### GIVEN EXERCISE
Copy the data word for word, keeping every line.

### MATERIAL FOR THIS TASK
━━━━━━━━━━━━━━━━━━━━━━━━━━━━━━

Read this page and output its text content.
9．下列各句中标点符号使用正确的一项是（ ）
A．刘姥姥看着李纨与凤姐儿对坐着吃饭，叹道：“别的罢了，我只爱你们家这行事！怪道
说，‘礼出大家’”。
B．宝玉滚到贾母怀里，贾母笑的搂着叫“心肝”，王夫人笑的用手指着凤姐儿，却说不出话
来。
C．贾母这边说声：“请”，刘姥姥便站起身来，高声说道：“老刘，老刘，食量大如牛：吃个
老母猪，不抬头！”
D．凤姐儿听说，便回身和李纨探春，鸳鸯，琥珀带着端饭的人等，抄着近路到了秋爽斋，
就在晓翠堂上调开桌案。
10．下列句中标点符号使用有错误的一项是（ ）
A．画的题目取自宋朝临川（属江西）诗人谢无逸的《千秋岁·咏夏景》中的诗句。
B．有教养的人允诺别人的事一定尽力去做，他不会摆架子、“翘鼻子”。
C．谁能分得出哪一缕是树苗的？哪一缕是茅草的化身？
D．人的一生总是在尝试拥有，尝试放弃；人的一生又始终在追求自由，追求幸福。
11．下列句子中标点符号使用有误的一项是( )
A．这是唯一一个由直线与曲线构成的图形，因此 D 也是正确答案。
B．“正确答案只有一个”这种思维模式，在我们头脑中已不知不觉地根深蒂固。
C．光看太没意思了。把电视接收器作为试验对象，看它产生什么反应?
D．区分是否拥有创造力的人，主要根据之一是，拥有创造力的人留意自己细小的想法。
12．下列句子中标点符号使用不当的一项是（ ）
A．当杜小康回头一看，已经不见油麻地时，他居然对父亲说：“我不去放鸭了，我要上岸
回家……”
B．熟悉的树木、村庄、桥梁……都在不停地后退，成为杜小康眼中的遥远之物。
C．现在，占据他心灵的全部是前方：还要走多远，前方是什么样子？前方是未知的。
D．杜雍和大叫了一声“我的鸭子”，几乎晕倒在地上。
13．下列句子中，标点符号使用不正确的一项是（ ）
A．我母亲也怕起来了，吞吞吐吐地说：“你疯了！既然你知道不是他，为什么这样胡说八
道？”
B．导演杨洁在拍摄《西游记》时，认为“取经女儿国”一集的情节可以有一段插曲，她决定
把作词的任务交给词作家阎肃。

━━━━━━━━━━━━━━━━━━━━━━━━━━━━━━

### SOLUTION TO THIS TASK
Read this page and output its text content.
9．下列各句中标点符号使用正确的一项是（ ）
A．刘姥姥看着李纨与凤姐儿对坐着吃饭，叹道：“别的罢了，我只爱你们家这行事！怪道
说，‘礼出大家’”。
B．宝玉滚到贾母怀里，贾母笑的搂着叫“心肝”，王夫人笑的用手指着凤姐儿，却说不出话
来。
C．贾母这边说声：“请”，刘姥姥便站起身来，高声说道：“老刘，老刘，食量大如牛：吃个
老母猪，不抬头！”
D．凤姐儿听说，便回身和李纨探春，鸳鸯，琥珀带着端饭的人等，抄着近路到了秋爽斋，
就在晓翠堂上调开桌案。
10．下列句中标点符号使用有错误的一项是（ ）
A．画的题目取自宋朝临川（属江西）诗人谢无逸的《千秋岁·咏夏景》中的诗句。
B．有教养的人允诺别人的事一定尽力去做，他不会摆架子、“翘鼻子”。
C．谁能分得出哪一缕是树苗的？哪一缕是茅草的化身？
D．人的一生总是在尝试拥有，尝试放弃；人的一生又始终在追求自由，追求幸福。
11．下列句子中标点符号使用有误的一项是( )
A．这是唯一一个由直线与曲线构成的图形，因此 D 也是正确答案。
B．“正确答案只有一个”这种思维模式，在我们头脑中已不知不觉地根深蒂固。
C．光看太没意思了。把电视接收器作为试验对象，看它产生什么反应?
D．区分是否拥有创造力的人，主要根据之一是，拥有创造力的人留意自己细小的想法。
12．下列句子中标点符号使用不当的一项是（ ）
A．当杜小康回头一看，已经不见油麻地时，他居然对父亲说：“我不去放鸭了，我要上岸
回家……”
B．熟悉的树木、村庄、桥梁……都在不停地后退，成为杜小康眼中的遥远之物。
C．现在，占据他心灵的全部是前方：还要走多远，前方是什么样子？前方是未知的。
D．杜雍和大叫了一声“我的鸭子”，几乎晕倒在地上。
13．下列句子中，标点符号使用不正确的一项是（ ）
A．我母亲也怕起来了，吞吞吐吐地说：“你疯了！既然你知道不是他，为什么这样胡说八
道？”
B．导演杨洁在拍摄《西游记》时，认为“取经女儿国”一集的情节可以有一段插曲，她决定
把作词的任务交给词作家阎肃。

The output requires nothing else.